## [TASK INSTRUCTIONS]
Each line containing the word "Output" must be reported.

## [DATASET ROWS]
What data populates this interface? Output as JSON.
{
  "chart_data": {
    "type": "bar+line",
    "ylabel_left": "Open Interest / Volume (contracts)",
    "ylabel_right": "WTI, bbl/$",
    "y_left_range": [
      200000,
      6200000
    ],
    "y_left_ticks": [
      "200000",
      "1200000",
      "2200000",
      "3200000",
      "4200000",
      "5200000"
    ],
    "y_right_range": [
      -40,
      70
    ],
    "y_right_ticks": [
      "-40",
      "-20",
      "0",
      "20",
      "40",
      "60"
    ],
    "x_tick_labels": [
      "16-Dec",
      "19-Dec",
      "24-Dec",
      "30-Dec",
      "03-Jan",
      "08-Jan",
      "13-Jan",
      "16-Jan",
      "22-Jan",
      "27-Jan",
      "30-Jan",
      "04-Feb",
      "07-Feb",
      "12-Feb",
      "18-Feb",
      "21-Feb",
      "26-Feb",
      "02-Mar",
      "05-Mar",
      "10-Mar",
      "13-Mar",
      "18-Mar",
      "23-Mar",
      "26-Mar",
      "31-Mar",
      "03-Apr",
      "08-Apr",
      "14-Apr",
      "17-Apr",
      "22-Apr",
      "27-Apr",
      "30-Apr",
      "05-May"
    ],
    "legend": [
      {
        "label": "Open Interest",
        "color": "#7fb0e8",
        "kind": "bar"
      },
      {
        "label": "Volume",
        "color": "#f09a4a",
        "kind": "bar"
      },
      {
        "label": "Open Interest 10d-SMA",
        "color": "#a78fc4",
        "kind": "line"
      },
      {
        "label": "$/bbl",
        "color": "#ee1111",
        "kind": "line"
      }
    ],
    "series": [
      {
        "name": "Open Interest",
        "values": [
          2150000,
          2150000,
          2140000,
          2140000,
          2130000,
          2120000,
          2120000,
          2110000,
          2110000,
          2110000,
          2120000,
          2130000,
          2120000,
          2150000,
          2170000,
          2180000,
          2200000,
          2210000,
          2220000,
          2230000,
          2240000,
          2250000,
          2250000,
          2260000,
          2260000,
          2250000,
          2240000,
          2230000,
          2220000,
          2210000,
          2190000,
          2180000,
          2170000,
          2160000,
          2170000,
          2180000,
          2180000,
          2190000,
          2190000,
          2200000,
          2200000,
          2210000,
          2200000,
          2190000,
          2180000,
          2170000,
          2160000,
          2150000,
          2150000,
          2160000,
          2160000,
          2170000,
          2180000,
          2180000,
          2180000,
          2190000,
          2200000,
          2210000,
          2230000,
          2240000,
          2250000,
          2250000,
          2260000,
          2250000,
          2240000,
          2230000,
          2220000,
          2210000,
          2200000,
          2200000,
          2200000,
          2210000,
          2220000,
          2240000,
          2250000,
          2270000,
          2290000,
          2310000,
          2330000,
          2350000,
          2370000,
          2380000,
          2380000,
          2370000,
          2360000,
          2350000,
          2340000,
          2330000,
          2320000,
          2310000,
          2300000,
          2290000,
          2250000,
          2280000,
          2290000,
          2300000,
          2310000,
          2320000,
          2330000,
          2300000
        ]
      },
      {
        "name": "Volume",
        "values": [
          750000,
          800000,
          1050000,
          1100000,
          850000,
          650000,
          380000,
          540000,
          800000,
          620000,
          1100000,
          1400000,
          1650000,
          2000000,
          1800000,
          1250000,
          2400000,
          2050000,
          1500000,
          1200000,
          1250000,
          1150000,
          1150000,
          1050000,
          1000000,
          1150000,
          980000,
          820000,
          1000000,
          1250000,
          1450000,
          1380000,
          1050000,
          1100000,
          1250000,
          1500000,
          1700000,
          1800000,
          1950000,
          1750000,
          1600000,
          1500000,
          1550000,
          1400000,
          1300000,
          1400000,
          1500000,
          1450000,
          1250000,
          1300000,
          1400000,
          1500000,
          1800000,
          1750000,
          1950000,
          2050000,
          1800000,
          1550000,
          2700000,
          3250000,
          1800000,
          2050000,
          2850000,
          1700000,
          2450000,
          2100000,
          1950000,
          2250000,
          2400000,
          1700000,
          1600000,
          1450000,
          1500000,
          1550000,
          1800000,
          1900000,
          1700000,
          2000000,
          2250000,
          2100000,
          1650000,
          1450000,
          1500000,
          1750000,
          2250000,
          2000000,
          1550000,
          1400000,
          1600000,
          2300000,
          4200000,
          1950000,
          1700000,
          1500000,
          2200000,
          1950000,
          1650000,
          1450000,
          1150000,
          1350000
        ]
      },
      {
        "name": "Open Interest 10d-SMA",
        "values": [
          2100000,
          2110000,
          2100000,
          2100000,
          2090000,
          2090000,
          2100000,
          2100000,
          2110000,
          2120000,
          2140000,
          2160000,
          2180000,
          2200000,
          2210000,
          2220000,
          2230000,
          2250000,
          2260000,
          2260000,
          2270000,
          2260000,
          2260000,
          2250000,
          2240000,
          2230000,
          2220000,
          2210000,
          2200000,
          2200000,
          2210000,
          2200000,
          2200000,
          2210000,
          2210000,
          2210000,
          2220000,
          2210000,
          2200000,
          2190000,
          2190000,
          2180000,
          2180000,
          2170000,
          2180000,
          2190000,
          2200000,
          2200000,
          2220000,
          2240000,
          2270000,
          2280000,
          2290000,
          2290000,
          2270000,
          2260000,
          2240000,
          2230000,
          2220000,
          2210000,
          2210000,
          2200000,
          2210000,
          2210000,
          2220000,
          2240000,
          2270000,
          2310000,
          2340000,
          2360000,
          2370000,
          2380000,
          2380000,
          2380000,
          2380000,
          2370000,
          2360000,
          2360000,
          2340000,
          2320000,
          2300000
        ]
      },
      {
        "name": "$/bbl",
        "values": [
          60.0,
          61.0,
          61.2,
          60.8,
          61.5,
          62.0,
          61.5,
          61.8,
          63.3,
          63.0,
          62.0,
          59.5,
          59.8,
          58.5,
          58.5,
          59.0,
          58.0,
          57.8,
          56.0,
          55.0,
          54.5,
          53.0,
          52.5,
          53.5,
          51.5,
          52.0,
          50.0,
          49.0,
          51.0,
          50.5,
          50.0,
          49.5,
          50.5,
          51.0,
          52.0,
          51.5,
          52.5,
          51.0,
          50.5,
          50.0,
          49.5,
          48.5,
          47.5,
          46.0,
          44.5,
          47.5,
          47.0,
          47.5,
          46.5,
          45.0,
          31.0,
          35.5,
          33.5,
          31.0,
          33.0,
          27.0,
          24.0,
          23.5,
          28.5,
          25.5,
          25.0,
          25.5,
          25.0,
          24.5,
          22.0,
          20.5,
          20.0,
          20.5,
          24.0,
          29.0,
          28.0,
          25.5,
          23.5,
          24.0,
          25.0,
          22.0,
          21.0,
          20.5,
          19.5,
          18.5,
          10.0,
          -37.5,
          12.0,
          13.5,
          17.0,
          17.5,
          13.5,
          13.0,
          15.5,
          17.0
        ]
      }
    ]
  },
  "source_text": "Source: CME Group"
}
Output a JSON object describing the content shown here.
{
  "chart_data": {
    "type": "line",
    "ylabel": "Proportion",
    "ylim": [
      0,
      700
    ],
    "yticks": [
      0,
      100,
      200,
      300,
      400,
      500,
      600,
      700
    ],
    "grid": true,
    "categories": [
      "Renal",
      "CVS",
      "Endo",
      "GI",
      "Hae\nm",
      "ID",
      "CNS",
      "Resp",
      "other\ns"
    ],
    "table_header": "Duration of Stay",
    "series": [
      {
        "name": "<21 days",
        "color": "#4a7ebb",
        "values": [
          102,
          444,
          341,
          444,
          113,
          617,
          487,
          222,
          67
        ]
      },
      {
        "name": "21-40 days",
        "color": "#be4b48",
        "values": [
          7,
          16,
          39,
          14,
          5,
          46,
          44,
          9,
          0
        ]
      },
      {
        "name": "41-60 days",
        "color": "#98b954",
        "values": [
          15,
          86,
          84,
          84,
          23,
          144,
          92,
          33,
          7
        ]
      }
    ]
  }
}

## [SOLUTION TO THIS EXERCISE]
What data populates this interface? Output as JSON.
Output a JSON object describing the content shown here.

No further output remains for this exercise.